(Stored data entries)
■ ■ ■ ■
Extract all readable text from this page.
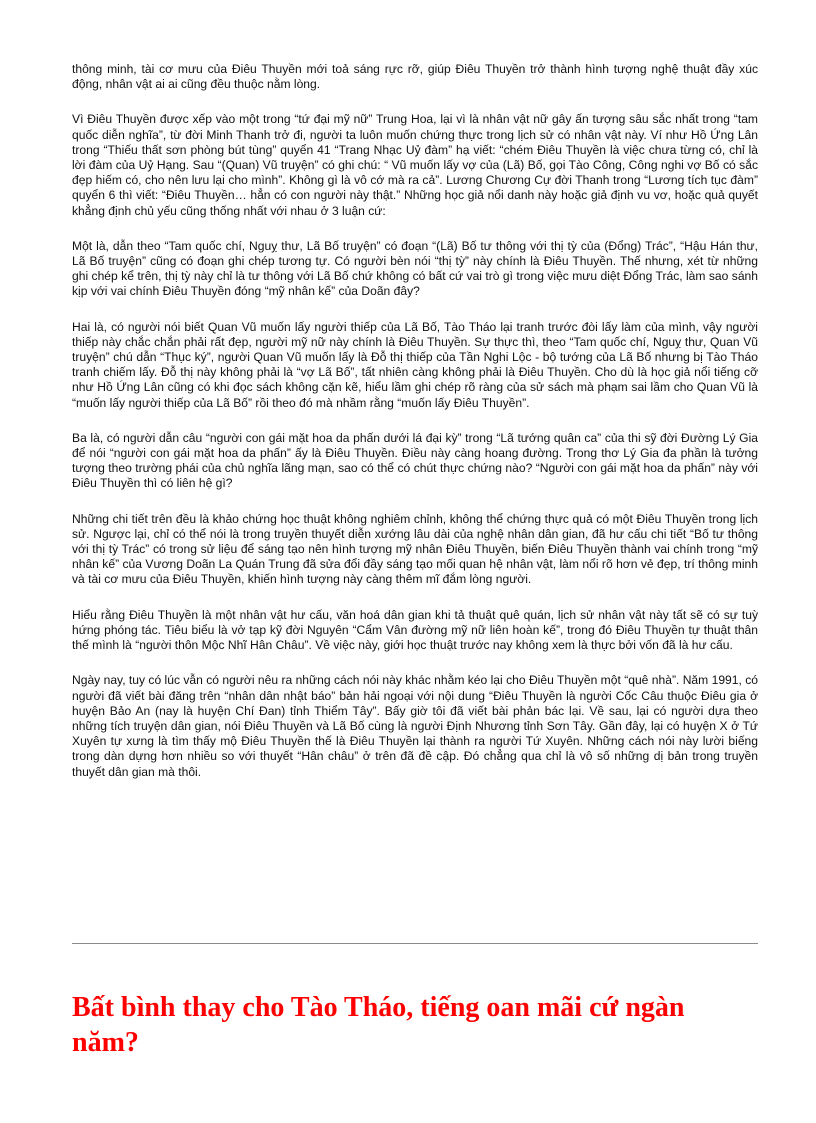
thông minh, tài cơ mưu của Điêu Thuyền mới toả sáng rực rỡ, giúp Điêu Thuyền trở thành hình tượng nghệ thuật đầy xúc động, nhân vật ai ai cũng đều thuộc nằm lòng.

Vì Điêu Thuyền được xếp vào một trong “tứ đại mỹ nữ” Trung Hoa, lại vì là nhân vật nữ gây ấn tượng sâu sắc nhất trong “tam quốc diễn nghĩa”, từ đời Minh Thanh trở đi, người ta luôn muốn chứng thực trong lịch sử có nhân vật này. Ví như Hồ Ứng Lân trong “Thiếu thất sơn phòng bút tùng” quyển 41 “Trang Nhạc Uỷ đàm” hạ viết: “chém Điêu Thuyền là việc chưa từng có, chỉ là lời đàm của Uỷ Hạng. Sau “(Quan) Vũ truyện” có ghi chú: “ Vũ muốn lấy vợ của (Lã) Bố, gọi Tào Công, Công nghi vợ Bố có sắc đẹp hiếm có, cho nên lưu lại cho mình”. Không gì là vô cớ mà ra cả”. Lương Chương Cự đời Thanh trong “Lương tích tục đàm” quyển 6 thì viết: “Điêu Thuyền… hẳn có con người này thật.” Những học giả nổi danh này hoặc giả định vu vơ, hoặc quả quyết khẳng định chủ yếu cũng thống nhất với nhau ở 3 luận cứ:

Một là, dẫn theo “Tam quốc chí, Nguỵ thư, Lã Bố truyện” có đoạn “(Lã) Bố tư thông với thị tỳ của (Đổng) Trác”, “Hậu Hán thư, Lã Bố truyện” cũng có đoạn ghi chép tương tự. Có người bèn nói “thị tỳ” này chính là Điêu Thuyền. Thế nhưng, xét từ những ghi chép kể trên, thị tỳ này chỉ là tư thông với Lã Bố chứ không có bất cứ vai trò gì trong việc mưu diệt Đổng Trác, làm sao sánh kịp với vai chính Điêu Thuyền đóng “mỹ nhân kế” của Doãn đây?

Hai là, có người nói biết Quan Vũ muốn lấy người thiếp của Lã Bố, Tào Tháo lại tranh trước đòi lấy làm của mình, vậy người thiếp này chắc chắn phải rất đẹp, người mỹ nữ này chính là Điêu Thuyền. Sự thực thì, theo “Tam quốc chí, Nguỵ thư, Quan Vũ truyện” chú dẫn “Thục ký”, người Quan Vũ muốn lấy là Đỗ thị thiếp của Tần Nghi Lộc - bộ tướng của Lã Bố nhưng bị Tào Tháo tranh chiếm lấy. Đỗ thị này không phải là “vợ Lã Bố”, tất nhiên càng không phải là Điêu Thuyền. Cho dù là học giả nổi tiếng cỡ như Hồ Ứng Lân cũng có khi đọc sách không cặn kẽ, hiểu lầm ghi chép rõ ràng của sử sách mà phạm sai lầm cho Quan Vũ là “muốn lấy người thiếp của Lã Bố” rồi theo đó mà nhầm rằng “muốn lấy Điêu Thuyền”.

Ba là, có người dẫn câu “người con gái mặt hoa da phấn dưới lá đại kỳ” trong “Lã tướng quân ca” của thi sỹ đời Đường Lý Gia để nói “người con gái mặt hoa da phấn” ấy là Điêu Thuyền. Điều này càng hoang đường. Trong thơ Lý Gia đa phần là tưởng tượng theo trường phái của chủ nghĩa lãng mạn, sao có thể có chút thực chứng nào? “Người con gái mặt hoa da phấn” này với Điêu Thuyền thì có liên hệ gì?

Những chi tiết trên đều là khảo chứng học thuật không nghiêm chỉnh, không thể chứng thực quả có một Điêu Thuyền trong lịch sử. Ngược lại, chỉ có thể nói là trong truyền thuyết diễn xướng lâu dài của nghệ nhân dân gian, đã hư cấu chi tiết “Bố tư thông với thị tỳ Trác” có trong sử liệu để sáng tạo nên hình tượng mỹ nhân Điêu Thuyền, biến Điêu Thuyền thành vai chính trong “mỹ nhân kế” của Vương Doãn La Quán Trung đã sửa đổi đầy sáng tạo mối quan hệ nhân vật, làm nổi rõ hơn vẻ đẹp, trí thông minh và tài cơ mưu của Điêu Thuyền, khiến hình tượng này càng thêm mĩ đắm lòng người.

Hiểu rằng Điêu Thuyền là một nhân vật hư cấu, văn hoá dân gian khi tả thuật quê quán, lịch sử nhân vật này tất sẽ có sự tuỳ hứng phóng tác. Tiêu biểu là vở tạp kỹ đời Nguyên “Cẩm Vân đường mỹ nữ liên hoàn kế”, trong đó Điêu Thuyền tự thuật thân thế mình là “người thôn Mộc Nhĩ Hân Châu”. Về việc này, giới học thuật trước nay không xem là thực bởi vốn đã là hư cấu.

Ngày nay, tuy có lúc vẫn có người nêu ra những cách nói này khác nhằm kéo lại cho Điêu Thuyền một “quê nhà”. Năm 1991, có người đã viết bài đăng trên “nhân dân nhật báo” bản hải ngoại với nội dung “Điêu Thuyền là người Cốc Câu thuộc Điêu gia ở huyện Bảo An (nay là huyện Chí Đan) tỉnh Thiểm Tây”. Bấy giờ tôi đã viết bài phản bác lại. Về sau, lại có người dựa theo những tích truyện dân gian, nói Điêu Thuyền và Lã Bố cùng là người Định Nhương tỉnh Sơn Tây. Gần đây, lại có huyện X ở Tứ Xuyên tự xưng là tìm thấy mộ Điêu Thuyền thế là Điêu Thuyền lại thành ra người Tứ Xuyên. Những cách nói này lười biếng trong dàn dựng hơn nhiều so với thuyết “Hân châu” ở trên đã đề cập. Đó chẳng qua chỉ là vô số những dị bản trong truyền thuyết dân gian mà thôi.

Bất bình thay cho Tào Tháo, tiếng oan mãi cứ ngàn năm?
■ ■ ■ ■
• Task objective
All of the data above should be transcribed verbatim, with pictures omitted.

• Full response
Extract all readable text from this page.
thông minh, tài cơ mưu của Điêu Thuyền mới toả sáng rực rỡ, giúp Điêu Thuyền trở thành hình tượng nghệ thuật đầy xúc động, nhân vật ai ai cũng đều thuộc nằm lòng.

Vì Điêu Thuyền được xếp vào một trong “tứ đại mỹ nữ” Trung Hoa, lại vì là nhân vật nữ gây ấn tượng sâu sắc nhất trong “tam quốc diễn nghĩa”, từ đời Minh Thanh trở đi, người ta luôn muốn chứng thực trong lịch sử có nhân vật này. Ví như Hồ Ứng Lân trong “Thiếu thất sơn phòng bút tùng” quyển 41 “Trang Nhạc Uỷ đàm” hạ viết: “chém Điêu Thuyền là việc chưa từng có, chỉ là lời đàm của Uỷ Hạng. Sau “(Quan) Vũ truyện” có ghi chú: “ Vũ muốn lấy vợ của (Lã) Bố, gọi Tào Công, Công nghi vợ Bố có sắc đẹp hiếm có, cho nên lưu lại cho mình”. Không gì là vô cớ mà ra cả”. Lương Chương Cự đời Thanh trong “Lương tích tục đàm” quyển 6 thì viết: “Điêu Thuyền… hẳn có con người này thật.” Những học giả nổi danh này hoặc giả định vu vơ, hoặc quả quyết khẳng định chủ yếu cũng thống nhất với nhau ở 3 luận cứ:

Một là, dẫn theo “Tam quốc chí, Nguỵ thư, Lã Bố truyện” có đoạn “(Lã) Bố tư thông với thị tỳ của (Đổng) Trác”, “Hậu Hán thư, Lã Bố truyện” cũng có đoạn ghi chép tương tự. Có người bèn nói “thị tỳ” này chính là Điêu Thuyền. Thế nhưng, xét từ những ghi chép kể trên, thị tỳ này chỉ là tư thông với Lã Bố chứ không có bất cứ vai trò gì trong việc mưu diệt Đổng Trác, làm sao sánh kịp với vai chính Điêu Thuyền đóng “mỹ nhân kế” của Doãn đây?

Hai là, có người nói biết Quan Vũ muốn lấy người thiếp của Lã Bố, Tào Tháo lại tranh trước đòi lấy làm của mình, vậy người thiếp này chắc chắn phải rất đẹp, người mỹ nữ này chính là Điêu Thuyền. Sự thực thì, theo “Tam quốc chí, Nguỵ thư, Quan Vũ truyện” chú dẫn “Thục ký”, người Quan Vũ muốn lấy là Đỗ thị thiếp của Tần Nghi Lộc - bộ tướng của Lã Bố nhưng bị Tào Tháo tranh chiếm lấy. Đỗ thị này không phải là “vợ Lã Bố”, tất nhiên càng không phải là Điêu Thuyền. Cho dù là học giả nổi tiếng cỡ như Hồ Ứng Lân cũng có khi đọc sách không cặn kẽ, hiểu lầm ghi chép rõ ràng của sử sách mà phạm sai lầm cho Quan Vũ là “muốn lấy người thiếp của Lã Bố” rồi theo đó mà nhầm rằng “muốn lấy Điêu Thuyền”.

Ba là, có người dẫn câu “người con gái mặt hoa da phấn dưới lá đại kỳ” trong “Lã tướng quân ca” của thi sỹ đời Đường Lý Gia để nói “người con gái mặt hoa da phấn” ấy là Điêu Thuyền. Điều này càng hoang đường. Trong thơ Lý Gia đa phần là tưởng tượng theo trường phái của chủ nghĩa lãng mạn, sao có thể có chút thực chứng nào? “Người con gái mặt hoa da phấn” này với Điêu Thuyền thì có liên hệ gì?

Những chi tiết trên đều là khảo chứng học thuật không nghiêm chỉnh, không thể chứng thực quả có một Điêu Thuyền trong lịch sử. Ngược lại, chỉ có thể nói là trong truyền thuyết diễn xướng lâu dài của nghệ nhân dân gian, đã hư cấu chi tiết “Bố tư thông với thị tỳ Trác” có trong sử liệu để sáng tạo nên hình tượng mỹ nhân Điêu Thuyền, biến Điêu Thuyền thành vai chính trong “mỹ nhân kế” của Vương Doãn La Quán Trung đã sửa đổi đầy sáng tạo mối quan hệ nhân vật, làm nổi rõ hơn vẻ đẹp, trí thông minh và tài cơ mưu của Điêu Thuyền, khiến hình tượng này càng thêm mĩ đắm lòng người.

Hiểu rằng Điêu Thuyền là một nhân vật hư cấu, văn hoá dân gian khi tả thuật quê quán, lịch sử nhân vật này tất sẽ có sự tuỳ hứng phóng tác. Tiêu biểu là vở tạp kỹ đời Nguyên “Cẩm Vân đường mỹ nữ liên hoàn kế”, trong đó Điêu Thuyền tự thuật thân thế mình là “người thôn Mộc Nhĩ Hân Châu”. Về việc này, giới học thuật trước nay không xem là thực bởi vốn đã là hư cấu.

Ngày nay, tuy có lúc vẫn có người nêu ra những cách nói này khác nhằm kéo lại cho Điêu Thuyền một “quê nhà”. Năm 1991, có người đã viết bài đăng trên “nhân dân nhật báo” bản hải ngoại với nội dung “Điêu Thuyền là người Cốc Câu thuộc Điêu gia ở huyện Bảo An (nay là huyện Chí Đan) tỉnh Thiểm Tây”. Bấy giờ tôi đã viết bài phản bác lại. Về sau, lại có người dựa theo những tích truyện dân gian, nói Điêu Thuyền và Lã Bố cùng là người Định Nhương tỉnh Sơn Tây. Gần đây, lại có huyện X ở Tứ Xuyên tự xưng là tìm thấy mộ Điêu Thuyền thế là Điêu Thuyền lại thành ra người Tứ Xuyên. Những cách nói này lười biếng trong dàn dựng hơn nhiều so với thuyết “Hân châu” ở trên đã đề cập. Đó chẳng qua chỉ là vô số những dị bản trong truyền thuyết dân gian mà thôi.

Bất bình thay cho Tào Tháo, tiếng oan mãi cứ ngàn năm?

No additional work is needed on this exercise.